··· Source records
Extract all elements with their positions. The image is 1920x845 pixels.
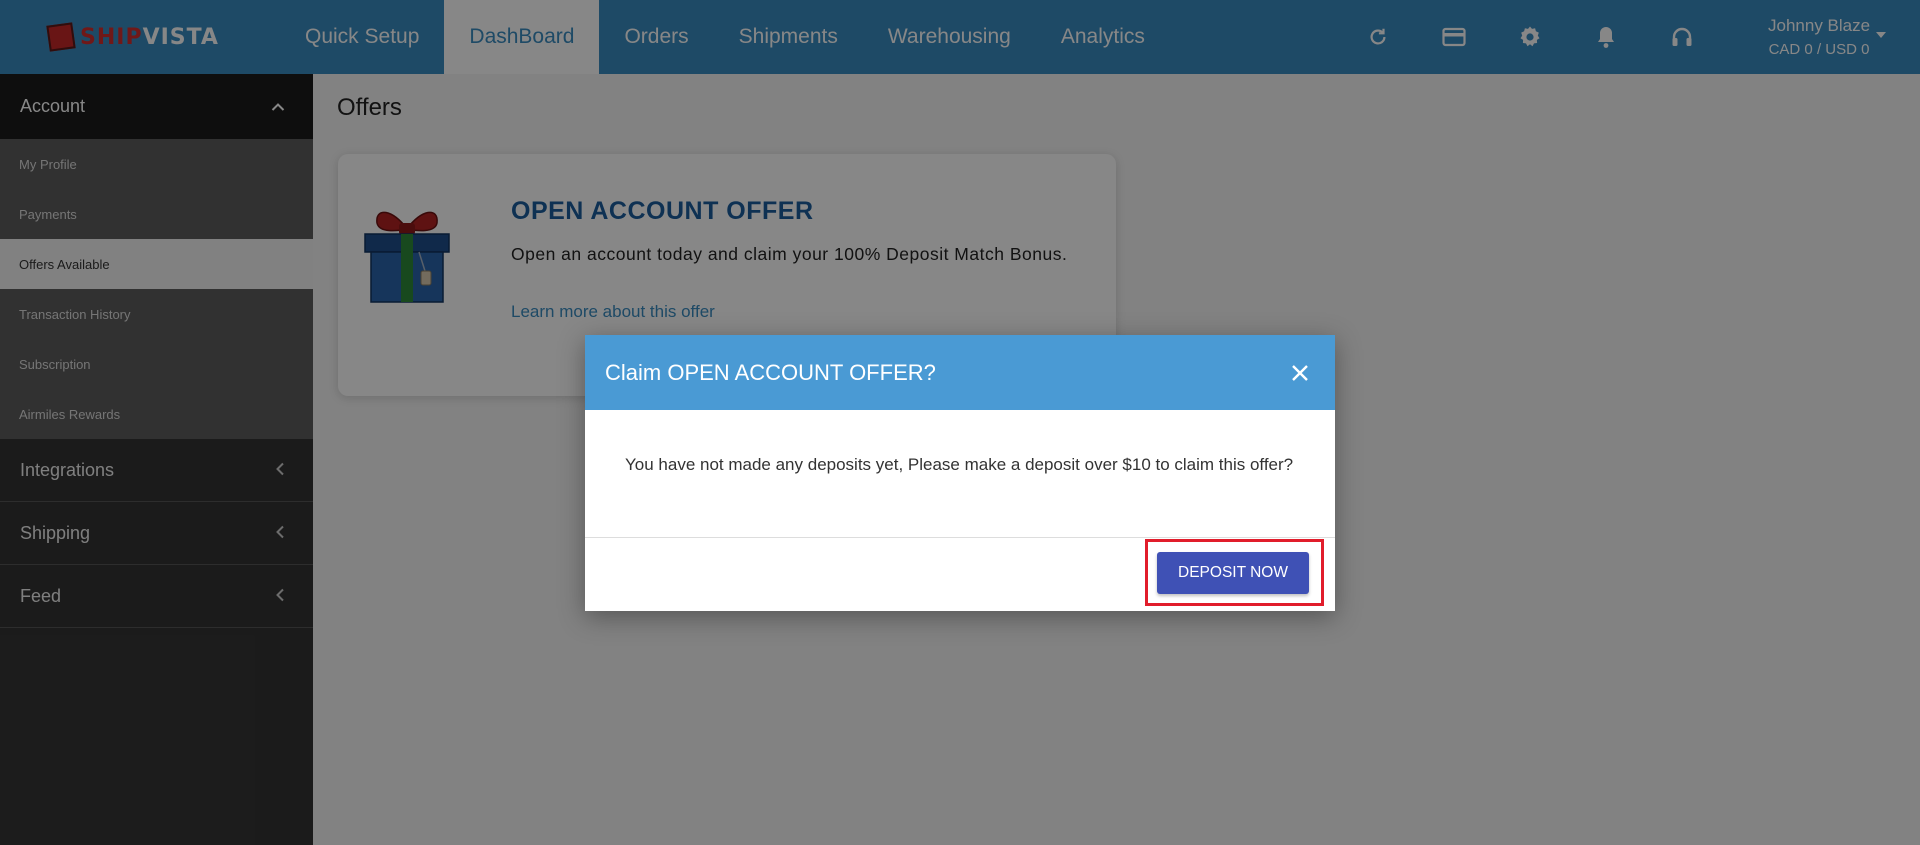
- modal-title: Claim OPEN ACCOUNT OFFER?: [605, 359, 936, 385]
- modal-header: Claim OPEN ACCOUNT OFFER?: [585, 335, 1335, 410]
- modal-body: You have not made any deposits yet, Plea…: [585, 410, 1335, 538]
- close-icon[interactable]: [1291, 359, 1309, 387]
- modal-footer: DEPOSIT NOW: [585, 538, 1335, 611]
- claim-offer-modal: Claim OPEN ACCOUNT OFFER? You have not m…: [585, 335, 1335, 611]
- deposit-now-button[interactable]: DEPOSIT NOW: [1157, 552, 1309, 594]
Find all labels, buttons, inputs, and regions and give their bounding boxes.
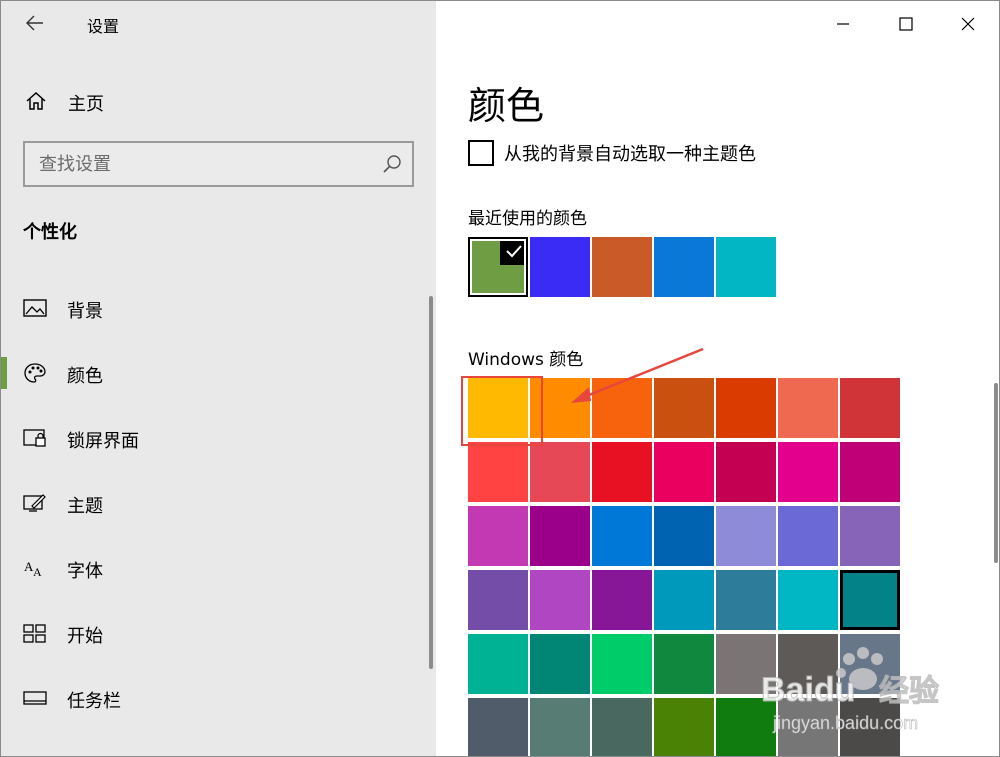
watermark-cn: 经验 <box>879 674 939 708</box>
watermark-url: jingyan.baidu.com <box>772 713 918 733</box>
windows-color-swatch[interactable] <box>654 506 714 566</box>
sidebar-item-home[interactable]: 主页 <box>1 81 436 121</box>
checkmark-icon <box>500 237 528 265</box>
search-box[interactable] <box>23 141 414 187</box>
windows-color-swatch[interactable] <box>716 378 776 438</box>
windows-color-swatch[interactable] <box>468 698 528 756</box>
windows-color-swatch[interactable] <box>840 570 900 630</box>
minimize-button[interactable] <box>828 9 858 39</box>
start-icon <box>23 624 46 643</box>
windows-color-swatch[interactable] <box>592 442 652 502</box>
windows-color-swatch[interactable] <box>530 442 590 502</box>
taskbar-icon <box>23 691 47 705</box>
font-icon: A A <box>24 559 42 579</box>
recent-color-swatch[interactable] <box>468 237 528 297</box>
sidebar-item-label: 字体 <box>67 561 103 582</box>
windows-color-swatch[interactable] <box>468 506 528 566</box>
sidebar-item-fonts[interactable]: A A 字体 <box>1 546 436 590</box>
search-input[interactable] <box>25 143 365 185</box>
windows-color-swatch[interactable] <box>468 442 528 502</box>
maximize-icon <box>899 17 913 31</box>
windows-color-swatch[interactable] <box>530 634 590 694</box>
settings-window: 设置 主页 个性化 背景 <box>0 0 1000 757</box>
baidu-jingyan-watermark: Baidu 经验 jingyan.baidu.com <box>761 647 940 733</box>
sidebar-item-label: 开始 <box>67 626 103 647</box>
auto-pick-label: 从我的背景自动选取一种主题色 <box>504 144 756 165</box>
recent-color-swatch[interactable] <box>654 237 714 297</box>
windows-color-swatch[interactable] <box>840 506 900 566</box>
windows-color-swatch[interactable] <box>654 570 714 630</box>
minimize-icon <box>837 23 849 25</box>
windows-color-swatch[interactable] <box>592 698 652 756</box>
sidebar-item-colors[interactable]: 颜色 <box>1 351 436 395</box>
windows-color-swatch[interactable] <box>468 634 528 694</box>
recent-colors-heading: 最近使用的颜色 <box>468 209 587 229</box>
back-arrow-icon <box>26 15 43 31</box>
home-icon <box>26 91 46 110</box>
page-title: 颜色 <box>468 84 545 128</box>
checkbox[interactable] <box>468 140 494 166</box>
windows-color-swatch[interactable] <box>530 506 590 566</box>
windows-color-swatch[interactable] <box>468 570 528 630</box>
windows-color-swatch[interactable] <box>778 442 838 502</box>
windows-color-swatch[interactable] <box>778 378 838 438</box>
sidebar-item-label: 主页 <box>68 94 104 115</box>
palette-icon <box>24 363 46 383</box>
app-title: 设置 <box>87 17 120 36</box>
windows-color-swatch[interactable] <box>654 698 714 756</box>
windows-color-swatch[interactable] <box>778 570 838 630</box>
windows-color-swatch[interactable] <box>716 570 776 630</box>
watermark-brand: Baidu <box>761 671 855 709</box>
close-button[interactable] <box>953 9 983 39</box>
svg-text:A: A <box>33 565 42 579</box>
sidebar-item-label: 背景 <box>67 301 103 322</box>
windows-color-swatch[interactable] <box>840 442 900 502</box>
windows-color-swatch[interactable] <box>592 570 652 630</box>
close-icon <box>961 17 975 31</box>
windows-color-swatch[interactable] <box>840 378 900 438</box>
windows-color-swatch[interactable] <box>530 570 590 630</box>
windows-color-swatch[interactable] <box>592 506 652 566</box>
back-button[interactable] <box>21 9 49 37</box>
windows-color-swatch[interactable] <box>530 698 590 756</box>
windows-color-swatch[interactable] <box>654 442 714 502</box>
maximize-button[interactable] <box>891 9 921 39</box>
sidebar-item-lock-screen[interactable]: 锁屏界面 <box>1 416 436 460</box>
windows-color-swatch[interactable] <box>654 634 714 694</box>
windows-color-swatch[interactable] <box>592 634 652 694</box>
windows-color-swatch[interactable] <box>716 506 776 566</box>
sidebar-item-start[interactable]: 开始 <box>1 611 436 655</box>
lock-screen-icon <box>23 429 46 447</box>
annotation-highlight-box <box>461 376 543 446</box>
sidebar-item-label: 主题 <box>67 496 103 517</box>
theme-icon <box>23 494 46 512</box>
search-icon[interactable] <box>382 154 402 174</box>
auto-pick-checkbox[interactable]: 从我的背景自动选取一种主题色 <box>468 138 756 168</box>
sidebar-item-label: 锁屏界面 <box>67 431 139 452</box>
active-indicator <box>1 357 7 389</box>
section-heading: 个性化 <box>23 222 77 243</box>
annotation-arrow <box>571 347 704 403</box>
sidebar-item-taskbar[interactable]: 任务栏 <box>1 676 436 720</box>
sidebar-item-background[interactable]: 背景 <box>1 286 436 330</box>
main-scrollbar[interactable] <box>994 383 998 563</box>
sidebar-item-label: 颜色 <box>67 366 103 387</box>
recent-color-swatch[interactable] <box>592 237 652 297</box>
sidebar-item-label: 任务栏 <box>67 691 121 712</box>
recent-color-swatch[interactable] <box>716 237 776 297</box>
picture-icon <box>23 299 47 317</box>
sidebar-item-themes[interactable]: 主题 <box>1 481 436 525</box>
sidebar: 设置 主页 个性化 背景 <box>1 1 436 756</box>
sidebar-scrollbar[interactable] <box>429 296 433 669</box>
windows-color-swatch[interactable] <box>778 506 838 566</box>
windows-color-swatch[interactable] <box>716 442 776 502</box>
recent-color-swatch[interactable] <box>530 237 590 297</box>
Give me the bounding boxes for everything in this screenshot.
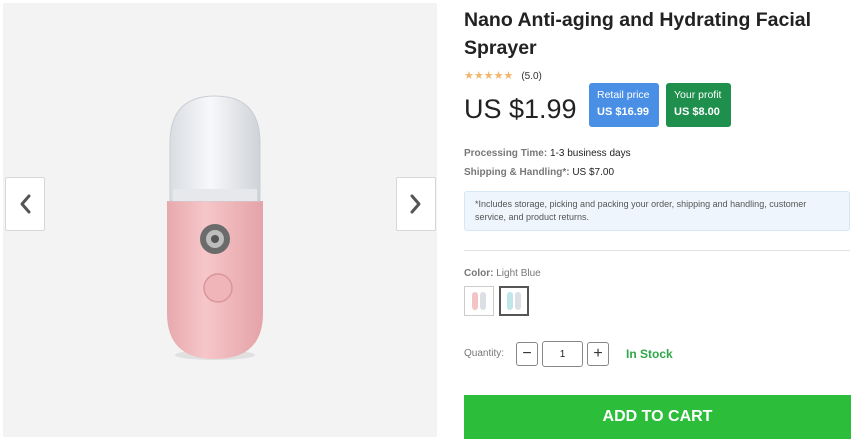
color-selector-label: Color: Light Blue [464, 268, 541, 279]
quantity-decrease-button[interactable]: − [516, 342, 538, 366]
processing-time-value: 1-3 business days [549, 148, 631, 159]
product-image [3, 3, 437, 437]
product-rating: ★★★★★ (5.0) [464, 70, 542, 82]
retail-price-badge: Retail price US $16.99 [589, 83, 659, 127]
shipping-handling-label: Shipping & Handling*: [464, 167, 570, 178]
previous-image-button[interactable] [5, 177, 45, 231]
swatch-thumbnail [515, 292, 521, 310]
product-title: Nano Anti-aging and Hydrating Facial Spr… [464, 9, 812, 59]
swatch-thumbnail [507, 292, 513, 310]
quantity-input[interactable] [542, 341, 583, 367]
rating-score: (5.0) [521, 70, 542, 82]
next-image-button[interactable] [396, 177, 436, 231]
shipping-handling-value: US $7.00 [572, 167, 615, 178]
product-gallery [3, 3, 437, 437]
star-icons: ★★★★★ [464, 69, 514, 82]
retail-price-value: US $16.99 [597, 106, 649, 118]
profit-badge: Your profit US $8.00 [666, 83, 731, 127]
chevron-left-icon [20, 194, 31, 214]
swatch-thumbnail [472, 292, 478, 310]
color-value: Light Blue [496, 268, 541, 279]
star-rating-icon: ★★★★★ [464, 70, 513, 82]
color-swatch-light-blue[interactable] [499, 286, 529, 316]
divider [464, 250, 850, 251]
color-label: Color: [464, 268, 494, 279]
processing-time-row: Processing Time: 1-3 business days [464, 148, 631, 159]
swatch-thumbnail [480, 292, 486, 310]
quantity-increase-button[interactable]: + [587, 342, 609, 366]
color-swatch-pink[interactable] [464, 286, 494, 316]
add-to-cart-button[interactable]: ADD TO CART [464, 395, 851, 439]
shipping-notice: *Includes storage, picking and packing y… [464, 191, 850, 231]
quantity-label: Quantity: [464, 348, 505, 359]
product-price: US $1.99 [464, 94, 577, 124]
profit-value: US $8.00 [674, 106, 720, 118]
stock-status: In Stock [626, 347, 673, 361]
processing-time-label: Processing Time: [464, 148, 548, 159]
profit-label: Your profit [674, 89, 722, 101]
retail-price-label: Retail price [597, 89, 650, 101]
shipping-handling-row: Shipping & Handling*: US $7.00 [464, 167, 614, 178]
chevron-right-icon [410, 194, 421, 214]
······
Please copy out, without any change, the rows starting with the line that contains "watermark-cn: 经验 <box>879 674 939 708</box>" and ending with the line that contains "sidebar-item-label: 开始 <box>67", including both of those lines.

watermark-cn: 经验 <box>879 674 939 708</box>
watermark-url: jingyan.baidu.com <box>772 713 918 733</box>
windows-color-swatch[interactable] <box>654 506 714 566</box>
sidebar-item-home[interactable]: 主页 <box>1 81 436 121</box>
checkmark-icon <box>500 237 528 265</box>
search-box[interactable] <box>23 141 414 187</box>
windows-color-swatch[interactable] <box>716 378 776 438</box>
windows-color-swatch[interactable] <box>468 698 528 756</box>
windows-color-swatch[interactable] <box>840 570 900 630</box>
minimize-button[interactable] <box>828 9 858 39</box>
start-icon <box>23 624 46 643</box>
windows-color-swatch[interactable] <box>592 442 652 502</box>
windows-color-swatch[interactable] <box>530 442 590 502</box>
taskbar-icon <box>23 691 47 705</box>
font-icon: A A <box>24 559 42 579</box>
recent-color-swatch[interactable] <box>468 237 528 297</box>
sidebar-item-label: 字体 <box>67 561 103 582</box>
windows-color-swatch[interactable] <box>468 506 528 566</box>
sidebar-item-fonts[interactable]: A A 字体 <box>1 546 436 590</box>
search-input[interactable] <box>25 143 365 185</box>
windows-color-swatch[interactable] <box>468 442 528 502</box>
maximize-icon <box>899 17 913 31</box>
windows-color-swatch[interactable] <box>530 634 590 694</box>
settings-window: 设置 主页 个性化 背景 <box>0 0 1000 757</box>
baidu-jingyan-watermark: Baidu 经验 jingyan.baidu.com <box>761 647 940 733</box>
sidebar-item-label: 开始 <box>67 626 103 647</box>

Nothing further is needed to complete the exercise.